= GIVEN INSTRUCTION =
Write out each record again exactly as it stands.
— Start of EXTRACTED RECORDS —
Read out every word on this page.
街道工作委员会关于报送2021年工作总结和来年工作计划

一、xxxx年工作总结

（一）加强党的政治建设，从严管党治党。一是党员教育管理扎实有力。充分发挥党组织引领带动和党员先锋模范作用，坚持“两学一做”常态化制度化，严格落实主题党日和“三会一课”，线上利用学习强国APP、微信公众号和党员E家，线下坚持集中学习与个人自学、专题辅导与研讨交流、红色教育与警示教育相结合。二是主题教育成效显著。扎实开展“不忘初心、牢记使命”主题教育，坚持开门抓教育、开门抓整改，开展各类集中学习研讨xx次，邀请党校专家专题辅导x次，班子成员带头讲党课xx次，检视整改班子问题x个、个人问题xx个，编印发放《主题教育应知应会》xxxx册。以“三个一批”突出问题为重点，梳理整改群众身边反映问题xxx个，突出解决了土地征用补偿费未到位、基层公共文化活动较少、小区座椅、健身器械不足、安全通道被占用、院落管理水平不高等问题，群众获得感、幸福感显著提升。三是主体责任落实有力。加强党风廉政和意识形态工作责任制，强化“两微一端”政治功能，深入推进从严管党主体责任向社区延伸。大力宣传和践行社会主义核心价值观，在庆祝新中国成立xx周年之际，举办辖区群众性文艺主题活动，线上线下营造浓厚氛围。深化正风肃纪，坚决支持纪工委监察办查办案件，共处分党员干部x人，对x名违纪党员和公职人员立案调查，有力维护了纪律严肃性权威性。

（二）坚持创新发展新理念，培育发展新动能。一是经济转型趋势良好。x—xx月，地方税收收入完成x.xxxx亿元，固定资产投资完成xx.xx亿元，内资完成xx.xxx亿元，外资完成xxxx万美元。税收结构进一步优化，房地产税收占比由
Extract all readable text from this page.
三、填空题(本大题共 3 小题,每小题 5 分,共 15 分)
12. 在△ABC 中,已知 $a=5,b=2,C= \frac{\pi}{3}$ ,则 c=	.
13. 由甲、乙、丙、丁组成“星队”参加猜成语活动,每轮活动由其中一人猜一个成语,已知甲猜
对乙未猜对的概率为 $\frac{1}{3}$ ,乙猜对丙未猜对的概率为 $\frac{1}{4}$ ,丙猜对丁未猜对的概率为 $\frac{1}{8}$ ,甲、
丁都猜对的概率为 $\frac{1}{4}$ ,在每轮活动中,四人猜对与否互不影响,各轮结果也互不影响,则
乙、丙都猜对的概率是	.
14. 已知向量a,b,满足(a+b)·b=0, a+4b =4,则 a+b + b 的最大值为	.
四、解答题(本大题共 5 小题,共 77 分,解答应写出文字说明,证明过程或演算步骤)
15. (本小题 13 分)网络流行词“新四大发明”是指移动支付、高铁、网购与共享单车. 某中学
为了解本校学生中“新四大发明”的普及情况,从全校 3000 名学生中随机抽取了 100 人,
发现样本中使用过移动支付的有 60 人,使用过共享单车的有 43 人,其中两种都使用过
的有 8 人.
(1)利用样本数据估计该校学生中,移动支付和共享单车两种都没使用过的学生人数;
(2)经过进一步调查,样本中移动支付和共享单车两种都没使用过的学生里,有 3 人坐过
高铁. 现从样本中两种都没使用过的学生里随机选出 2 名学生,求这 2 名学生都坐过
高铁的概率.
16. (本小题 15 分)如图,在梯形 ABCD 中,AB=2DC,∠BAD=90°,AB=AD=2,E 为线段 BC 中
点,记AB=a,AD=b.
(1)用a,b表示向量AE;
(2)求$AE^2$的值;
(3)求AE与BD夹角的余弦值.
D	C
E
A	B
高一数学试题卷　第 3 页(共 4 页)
— End of EXTRACTED RECORDS —
= RESPONSE BELOW =
Read out every word on this page.
街道工作委员会关于报送2021年工作总结和来年工作计划

一、xxxx年工作总结

（一）加强党的政治建设，从严管党治党。一是党员教育管理扎实有力。充分发挥党组织引领带动和党员先锋模范作用，坚持“两学一做”常态化制度化，严格落实主题党日和“三会一课”，线上利用学习强国APP、微信公众号和党员E家，线下坚持集中学习与个人自学、专题辅导与研讨交流、红色教育与警示教育相结合。二是主题教育成效显著。扎实开展“不忘初心、牢记使命”主题教育，坚持开门抓教育、开门抓整改，开展各类集中学习研讨xx次，邀请党校专家专题辅导x次，班子成员带头讲党课xx次，检视整改班子问题x个、个人问题xx个，编印发放《主题教育应知应会》xxxx册。以“三个一批”突出问题为重点，梳理整改群众身边反映问题xxx个，突出解决了土地征用补偿费未到位、基层公共文化活动较少、小区座椅、健身器械不足、安全通道被占用、院落管理水平不高等问题，群众获得感、幸福感显著提升。三是主体责任落实有力。加强党风廉政和意识形态工作责任制，强化“两微一端”政治功能，深入推进从严管党主体责任向社区延伸。大力宣传和践行社会主义核心价值观，在庆祝新中国成立xx周年之际，举办辖区群众性文艺主题活动，线上线下营造浓厚氛围。深化正风肃纪，坚决支持纪工委监察办查办案件，共处分党员干部x人，对x名违纪党员和公职人员立案调查，有力维护了纪律严肃性权威性。

（二）坚持创新发展新理念，培育发展新动能。一是经济转型趋势良好。x—xx月，地方税收收入完成x.xxxx亿元，固定资产投资完成xx.xx亿元，内资完成xx.xxx亿元，外资完成xxxx万美元。税收结构进一步优化，房地产税收占比由
Extract all readable text from this page.
三、填空题(本大题共 3 小题,每小题 5 分,共 15 分)
12. 在△ABC 中,已知 $a=5,b=2,C= \frac{\pi}{3}$ ,则 c=	.
13. 由甲、乙、丙、丁组成“星队”参加猜成语活动,每轮活动由其中一人猜一个成语,已知甲猜
对乙未猜对的概率为 $\frac{1}{3}$ ,乙猜对丙未猜对的概率为 $\frac{1}{4}$ ,丙猜对丁未猜对的概率为 $\frac{1}{8}$ ,甲、
丁都猜对的概率为 $\frac{1}{4}$ ,在每轮活动中,四人猜对与否互不影响,各轮结果也互不影响,则
乙、丙都猜对的概率是	.
14. 已知向量a,b,满足(a+b)·b=0, a+4b =4,则 a+b + b 的最大值为	.
四、解答题(本大题共 5 小题,共 77 分,解答应写出文字说明,证明过程或演算步骤)
15. (本小题 13 分)网络流行词“新四大发明”是指移动支付、高铁、网购与共享单车. 某中学
为了解本校学生中“新四大发明”的普及情况,从全校 3000 名学生中随机抽取了 100 人,
发现样本中使用过移动支付的有 60 人,使用过共享单车的有 43 人,其中两种都使用过
的有 8 人.
(1)利用样本数据估计该校学生中,移动支付和共享单车两种都没使用过的学生人数;
(2)经过进一步调查,样本中移动支付和共享单车两种都没使用过的学生里,有 3 人坐过
高铁. 现从样本中两种都没使用过的学生里随机选出 2 名学生,求这 2 名学生都坐过
高铁的概率.
16. (本小题 15 分)如图,在梯形 ABCD 中,AB=2DC,∠BAD=90°,AB=AD=2,E 为线段 BC 中
点,记AB=a,AD=b.
(1)用a,b表示向量AE;
(2)求$AE^2$的值;
(3)求AE与BD夹角的余弦值.
D	C
E
A	B
高一数学试题卷　第 3 页(共 4 页)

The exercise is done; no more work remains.